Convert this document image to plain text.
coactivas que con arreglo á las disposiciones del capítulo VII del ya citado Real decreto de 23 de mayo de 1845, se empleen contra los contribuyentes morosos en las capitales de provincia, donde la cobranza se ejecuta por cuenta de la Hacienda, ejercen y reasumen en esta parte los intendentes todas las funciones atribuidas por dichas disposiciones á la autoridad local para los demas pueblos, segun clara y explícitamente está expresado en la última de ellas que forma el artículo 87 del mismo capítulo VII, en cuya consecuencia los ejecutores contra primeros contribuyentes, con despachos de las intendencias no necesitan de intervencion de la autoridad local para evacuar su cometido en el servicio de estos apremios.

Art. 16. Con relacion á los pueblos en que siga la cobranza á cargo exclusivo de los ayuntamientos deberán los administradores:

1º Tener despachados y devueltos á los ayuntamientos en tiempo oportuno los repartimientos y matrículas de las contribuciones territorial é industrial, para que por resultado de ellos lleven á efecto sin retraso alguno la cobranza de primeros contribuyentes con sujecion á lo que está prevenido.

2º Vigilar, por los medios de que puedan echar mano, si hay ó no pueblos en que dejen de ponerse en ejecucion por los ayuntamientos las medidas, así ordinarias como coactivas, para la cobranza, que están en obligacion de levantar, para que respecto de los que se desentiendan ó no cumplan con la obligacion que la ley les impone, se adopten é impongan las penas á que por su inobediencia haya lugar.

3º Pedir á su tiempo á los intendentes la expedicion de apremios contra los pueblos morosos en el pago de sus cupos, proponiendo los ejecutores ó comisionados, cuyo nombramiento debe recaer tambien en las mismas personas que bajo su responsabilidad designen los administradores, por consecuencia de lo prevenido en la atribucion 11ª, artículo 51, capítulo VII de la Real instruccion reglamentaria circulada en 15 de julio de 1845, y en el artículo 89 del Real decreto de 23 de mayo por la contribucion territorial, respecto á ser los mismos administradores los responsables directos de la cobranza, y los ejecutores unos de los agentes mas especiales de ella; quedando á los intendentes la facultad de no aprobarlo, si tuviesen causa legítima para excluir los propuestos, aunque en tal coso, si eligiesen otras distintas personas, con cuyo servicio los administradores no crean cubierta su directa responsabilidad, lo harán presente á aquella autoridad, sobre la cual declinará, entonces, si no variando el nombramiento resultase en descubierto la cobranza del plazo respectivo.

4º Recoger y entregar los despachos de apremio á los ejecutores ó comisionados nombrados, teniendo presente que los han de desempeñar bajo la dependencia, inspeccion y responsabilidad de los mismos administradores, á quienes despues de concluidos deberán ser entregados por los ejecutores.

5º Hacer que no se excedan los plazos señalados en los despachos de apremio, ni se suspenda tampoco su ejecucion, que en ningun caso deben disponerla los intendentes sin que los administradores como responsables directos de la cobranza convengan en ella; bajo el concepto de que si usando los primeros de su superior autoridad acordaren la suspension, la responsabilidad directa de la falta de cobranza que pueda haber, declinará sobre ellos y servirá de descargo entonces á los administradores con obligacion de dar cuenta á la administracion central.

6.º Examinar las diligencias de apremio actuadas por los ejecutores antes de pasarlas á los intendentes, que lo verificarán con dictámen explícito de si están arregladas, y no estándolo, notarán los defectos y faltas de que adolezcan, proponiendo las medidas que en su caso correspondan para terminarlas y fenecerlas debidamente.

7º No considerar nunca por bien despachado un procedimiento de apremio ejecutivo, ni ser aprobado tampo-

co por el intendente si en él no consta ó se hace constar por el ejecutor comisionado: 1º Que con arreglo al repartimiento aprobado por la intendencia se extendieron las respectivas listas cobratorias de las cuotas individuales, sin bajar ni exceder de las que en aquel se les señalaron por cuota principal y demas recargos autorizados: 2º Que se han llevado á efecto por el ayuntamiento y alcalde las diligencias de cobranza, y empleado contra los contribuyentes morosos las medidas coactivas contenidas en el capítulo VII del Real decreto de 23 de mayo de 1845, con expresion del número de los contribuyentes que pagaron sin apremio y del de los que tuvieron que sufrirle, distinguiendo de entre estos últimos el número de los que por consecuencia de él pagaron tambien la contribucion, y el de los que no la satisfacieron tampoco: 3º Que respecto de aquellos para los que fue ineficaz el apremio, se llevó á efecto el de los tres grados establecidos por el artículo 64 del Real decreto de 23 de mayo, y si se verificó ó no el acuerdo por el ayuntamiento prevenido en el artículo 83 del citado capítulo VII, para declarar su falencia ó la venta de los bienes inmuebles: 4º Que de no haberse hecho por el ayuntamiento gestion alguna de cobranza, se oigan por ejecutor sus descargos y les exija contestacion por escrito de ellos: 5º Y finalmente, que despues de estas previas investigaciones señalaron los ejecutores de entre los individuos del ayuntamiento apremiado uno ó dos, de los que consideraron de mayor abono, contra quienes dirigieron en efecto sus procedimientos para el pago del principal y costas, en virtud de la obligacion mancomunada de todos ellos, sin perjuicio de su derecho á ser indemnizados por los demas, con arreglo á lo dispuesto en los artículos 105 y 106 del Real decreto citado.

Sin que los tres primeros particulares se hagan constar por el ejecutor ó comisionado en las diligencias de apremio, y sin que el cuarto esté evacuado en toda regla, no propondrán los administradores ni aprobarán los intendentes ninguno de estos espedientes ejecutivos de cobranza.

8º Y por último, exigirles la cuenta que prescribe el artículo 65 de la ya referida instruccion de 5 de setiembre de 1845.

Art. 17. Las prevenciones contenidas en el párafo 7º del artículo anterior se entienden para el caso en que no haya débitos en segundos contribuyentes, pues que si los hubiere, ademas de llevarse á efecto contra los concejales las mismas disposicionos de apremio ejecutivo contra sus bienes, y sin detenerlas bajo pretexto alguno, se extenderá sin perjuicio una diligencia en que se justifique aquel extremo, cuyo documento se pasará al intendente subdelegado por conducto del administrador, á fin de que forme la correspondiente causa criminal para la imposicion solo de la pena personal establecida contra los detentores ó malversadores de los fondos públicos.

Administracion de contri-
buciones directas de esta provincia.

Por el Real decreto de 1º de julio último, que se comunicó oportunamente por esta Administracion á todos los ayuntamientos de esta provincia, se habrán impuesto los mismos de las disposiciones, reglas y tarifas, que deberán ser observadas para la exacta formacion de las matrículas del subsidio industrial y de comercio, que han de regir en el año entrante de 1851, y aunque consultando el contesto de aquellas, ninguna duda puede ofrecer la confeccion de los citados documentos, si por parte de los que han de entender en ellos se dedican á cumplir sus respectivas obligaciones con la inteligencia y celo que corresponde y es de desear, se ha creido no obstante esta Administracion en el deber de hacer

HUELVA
◇ ◇ ◇
**Aim**
Repeat the data in its entirety, character for character.

**Output below**
Convert this document image to plain text.
coactivas que con arreglo á las disposiciones del capítulo VII del ya citado Real decreto de 23 de mayo de 1845, se empleen contra los contribuyentes morosos en las capitales de provincia, donde la cobranza se ejecuta por cuenta de la Hacienda, ejercen y reasumen en esta parte los intendentes todas las funciones atribuidas por dichas disposiciones á la autoridad local para los demas pueblos, segun clara y explícitamente está expresado en la última de ellas que forma el artículo 87 del mismo capítulo VII, en cuya consecuencia los ejecutores contra primeros contribuyentes, con despachos de las intendencias no necesitan de intervencion de la autoridad local para evacuar su cometido en el servicio de estos apremios.

Art. 16. Con relacion á los pueblos en que siga la cobranza á cargo exclusivo de los ayuntamientos deberán los administradores:

1º Tener despachados y devueltos á los ayuntamientos en tiempo oportuno los repartimientos y matrículas de las contribuciones territorial é industrial, para que por resultado de ellos lleven á efecto sin retraso alguno la cobranza de primeros contribuyentes con sujecion á lo que está prevenido.

2º Vigilar, por los medios de que puedan echar mano, si hay ó no pueblos en que dejen de ponerse en ejecucion por los ayuntamientos las medidas, así ordinarias como coactivas, para la cobranza, que están en obligacion de levantar, para que respecto de los que se desentiendan ó no cumplan con la obligacion que la ley les impone, se adopten é impongan las penas á que por su inobediencia haya lugar.

3º Pedir á su tiempo á los intendentes la expedicion de apremios contra los pueblos morosos en el pago de sus cupos, proponiendo los ejecutores ó comisionados, cuyo nombramiento debe recaer tambien en las mismas personas que bajo su responsabilidad designen los administradores, por consecuencia de lo prevenido en la atribucion 11ª, artículo 51, capítulo VII de la Real instruccion reglamentaria circulada en 15 de julio de 1845, y en el artículo 89 del Real decreto de 23 de mayo por la contribucion territorial, respecto á ser los mismos administradores los responsables directos de la cobranza, y los ejecutores unos de los agentes mas especiales de ella; quedando á los intendentes la facultad de no aprobarlo, si tuviesen causa legítima para excluir los propuestos, aunque en tal coso, si eligiesen otras distintas personas, con cuyo servicio los administradores no crean cubierta su directa responsabilidad, lo harán presente á aquella autoridad, sobre la cual declinará, entonces, si no variando el nombramiento resultase en descubierto la cobranza del plazo respectivo.

4º Recoger y entregar los despachos de apremio á los ejecutores ó comisionados nombrados, teniendo presente que los han de desempeñar bajo la dependencia, inspeccion y responsabilidad de los mismos administradores, á quienes despues de concluidos deberán ser entregados por los ejecutores.

5º Hacer que no se excedan los plazos señalados en los despachos de apremio, ni se suspenda tampoco su ejecucion, que en ningun caso deben disponerla los intendentes sin que los administradores como responsables directos de la cobranza convengan en ella; bajo el concepto de que si usando los primeros de su superior autoridad acordaren la suspension, la responsabilidad directa de la falta de cobranza que pueda haber, declinará sobre ellos y servirá de descargo entonces á los administradores con obligacion de dar cuenta á la administracion central.

6.º Examinar las diligencias de apremio actuadas por los ejecutores antes de pasarlas á los intendentes, que lo verificarán con dictámen explícito de si están arregladas, y no estándolo, notarán los defectos y faltas de que adolezcan, proponiendo las medidas que en su caso correspondan para terminarlas y fenecerlas debidamente.

7º No considerar nunca por bien despachado un procedimiento de apremio ejecutivo, ni ser aprobado tampo-

co por el intendente si en él no consta ó se hace constar por el ejecutor comisionado: 1º Que con arreglo al repartimiento aprobado por la intendencia se extendieron las respectivas listas cobratorias de las cuotas individuales, sin bajar ni exceder de las que en aquel se les señalaron por cuota principal y demas recargos autorizados: 2º Que se han llevado á efecto por el ayuntamiento y alcalde las diligencias de cobranza, y empleado contra los contribuyentes morosos las medidas coactivas contenidas en el capítulo VII del Real decreto de 23 de mayo de 1845, con expresion del número de los contribuyentes que pagaron sin apremio y del de los que tuvieron que sufrirle, distinguiendo de entre estos últimos el número de los que por consecuencia de él pagaron tambien la contribucion, y el de los que no la satisfacieron tampoco: 3º Que respecto de aquellos para los que fue ineficaz el apremio, se llevó á efecto el de los tres grados establecidos por el artículo 64 del Real decreto de 23 de mayo, y si se verificó ó no el acuerdo por el ayuntamiento prevenido en el artículo 83 del citado capítulo VII, para declarar su falencia ó la venta de los bienes inmuebles: 4º Que de no haberse hecho por el ayuntamiento gestion alguna de cobranza, se oigan por ejecutor sus descargos y les exija contestacion por escrito de ellos: 5º Y finalmente, que despues de estas previas investigaciones señalaron los ejecutores de entre los individuos del ayuntamiento apremiado uno ó dos, de los que consideraron de mayor abono, contra quienes dirigieron en efecto sus procedimientos para el pago del principal y costas, en virtud de la obligacion mancomunada de todos ellos, sin perjuicio de su derecho á ser indemnizados por los demas, con arreglo á lo dispuesto en los artículos 105 y 106 del Real decreto citado.

Sin que los tres primeros particulares se hagan constar por el ejecutor ó comisionado en las diligencias de apremio, y sin que el cuarto esté evacuado en toda regla, no propondrán los administradores ni aprobarán los intendentes ninguno de estos espedientes ejecutivos de cobranza.

8º Y por último, exigirles la cuenta que prescribe el artículo 65 de la ya referida instruccion de 5 de setiembre de 1845.

Art. 17. Las prevenciones contenidas en el párafo 7º del artículo anterior se entienden para el caso en que no haya débitos en segundos contribuyentes, pues que si los hubiere, ademas de llevarse á efecto contra los concejales las mismas disposicionos de apremio ejecutivo contra sus bienes, y sin detenerlas bajo pretexto alguno, se extenderá sin perjuicio una diligencia en que se justifique aquel extremo, cuyo documento se pasará al intendente subdelegado por conducto del administrador, á fin de que forme la correspondiente causa criminal para la imposicion solo de la pena personal establecida contra los detentores ó malversadores de los fondos públicos.

Administracion de contri-
buciones directas de esta provincia.

Por el Real decreto de 1º de julio último, que se comunicó oportunamente por esta Administracion á todos los ayuntamientos de esta provincia, se habrán impuesto los mismos de las disposiciones, reglas y tarifas, que deberán ser observadas para la exacta formacion de las matrículas del subsidio industrial y de comercio, que han de regir en el año entrante de 1851, y aunque consultando el contesto de aquellas, ninguna duda puede ofrecer la confeccion de los citados documentos, si por parte de los que han de entender en ellos se dedican á cumplir sus respectivas obligaciones con la inteligencia y celo que corresponde y es de desear, se ha creido no obstante esta Administracion en el deber de hacer

HUELVA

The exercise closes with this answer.